* [INFORMATION PROVIDED]
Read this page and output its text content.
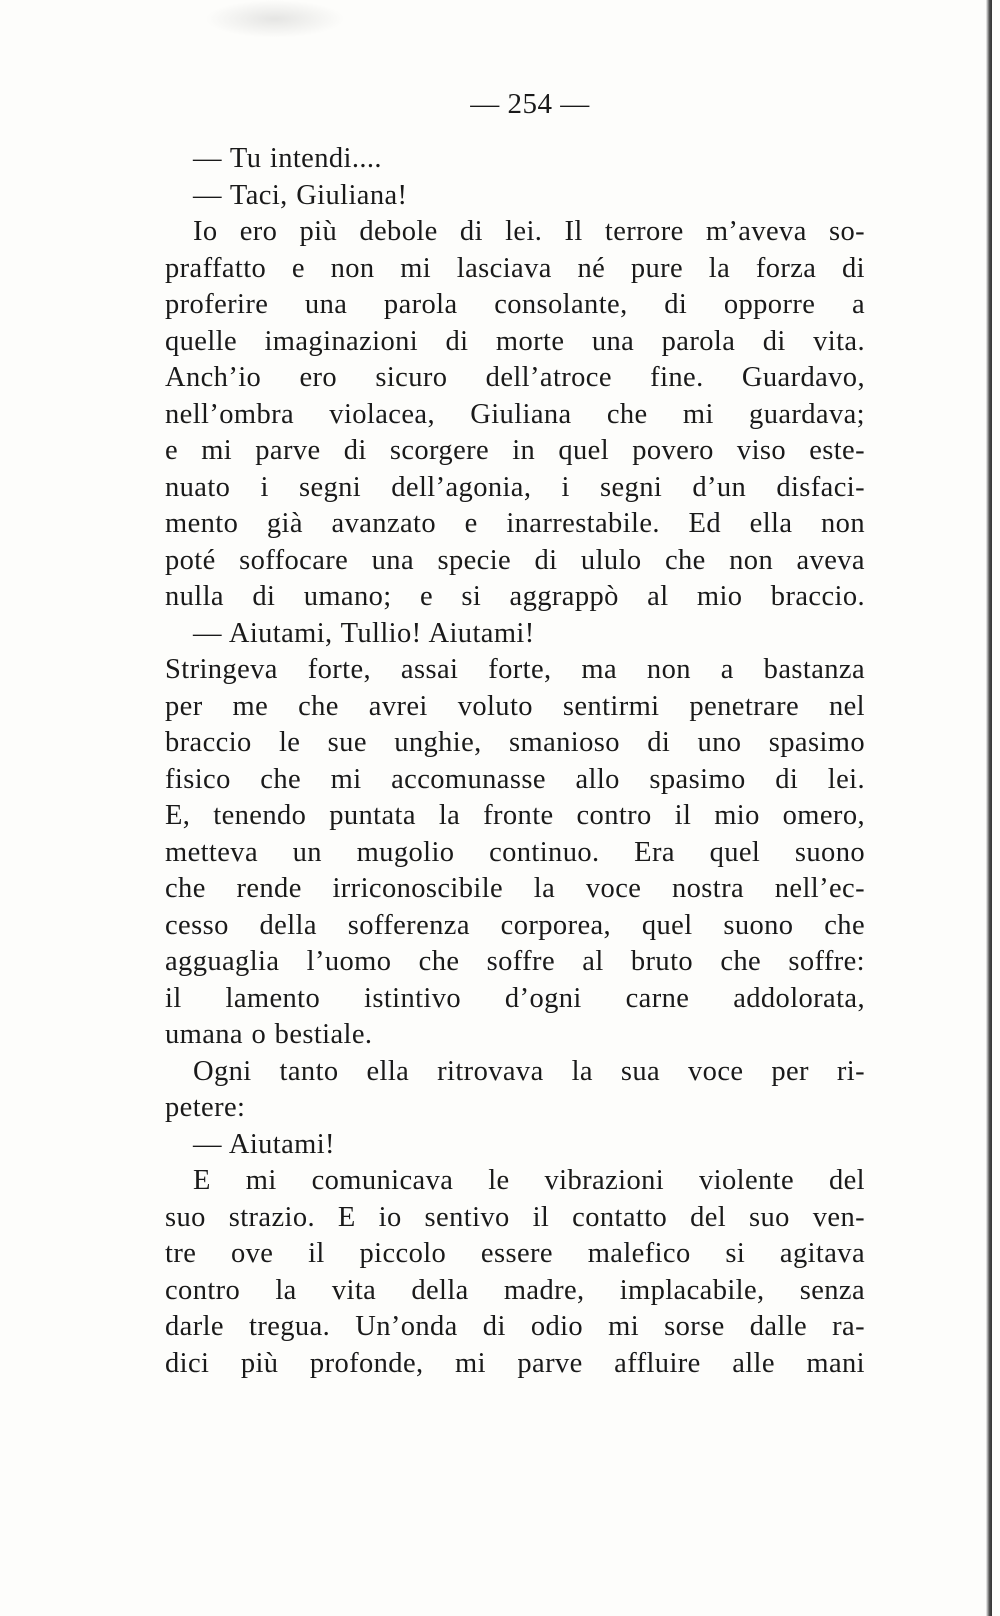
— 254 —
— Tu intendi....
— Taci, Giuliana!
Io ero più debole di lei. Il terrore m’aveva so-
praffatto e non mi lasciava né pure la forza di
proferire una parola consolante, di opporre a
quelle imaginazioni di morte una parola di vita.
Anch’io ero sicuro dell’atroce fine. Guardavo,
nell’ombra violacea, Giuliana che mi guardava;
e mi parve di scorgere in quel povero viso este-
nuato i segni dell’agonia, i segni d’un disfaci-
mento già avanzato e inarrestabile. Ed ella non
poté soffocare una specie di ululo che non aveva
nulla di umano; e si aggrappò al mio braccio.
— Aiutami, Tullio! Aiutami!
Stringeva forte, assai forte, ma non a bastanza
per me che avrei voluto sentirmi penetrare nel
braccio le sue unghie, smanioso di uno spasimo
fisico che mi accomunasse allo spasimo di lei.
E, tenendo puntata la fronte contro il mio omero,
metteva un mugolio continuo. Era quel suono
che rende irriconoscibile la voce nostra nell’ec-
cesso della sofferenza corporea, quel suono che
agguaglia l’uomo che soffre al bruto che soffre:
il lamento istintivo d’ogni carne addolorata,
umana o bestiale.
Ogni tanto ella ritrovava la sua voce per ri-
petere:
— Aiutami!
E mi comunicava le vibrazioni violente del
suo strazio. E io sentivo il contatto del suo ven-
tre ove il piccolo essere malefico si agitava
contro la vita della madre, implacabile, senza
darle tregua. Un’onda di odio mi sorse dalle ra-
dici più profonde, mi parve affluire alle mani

...

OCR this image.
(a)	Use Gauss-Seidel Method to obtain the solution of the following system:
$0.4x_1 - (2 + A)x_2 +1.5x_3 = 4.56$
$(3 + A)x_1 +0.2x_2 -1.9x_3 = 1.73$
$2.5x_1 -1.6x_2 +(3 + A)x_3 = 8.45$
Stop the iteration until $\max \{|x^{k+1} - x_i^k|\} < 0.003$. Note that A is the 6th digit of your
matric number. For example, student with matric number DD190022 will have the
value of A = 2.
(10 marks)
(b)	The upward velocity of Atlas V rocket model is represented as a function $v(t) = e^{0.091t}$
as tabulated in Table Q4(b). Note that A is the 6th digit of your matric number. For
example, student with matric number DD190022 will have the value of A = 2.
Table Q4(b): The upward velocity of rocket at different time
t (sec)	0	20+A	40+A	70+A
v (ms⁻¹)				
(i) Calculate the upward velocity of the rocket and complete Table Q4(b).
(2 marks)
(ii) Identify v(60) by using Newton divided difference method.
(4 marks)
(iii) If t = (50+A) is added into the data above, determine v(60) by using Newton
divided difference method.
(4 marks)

* [SET TASK] Show every line from the entries above in which "parve" appears.

* [SOLUTION FOR THIS TASK]
e mi parve di scorgere in quel povero viso este-
dici più profonde, mi parve affluire alle mani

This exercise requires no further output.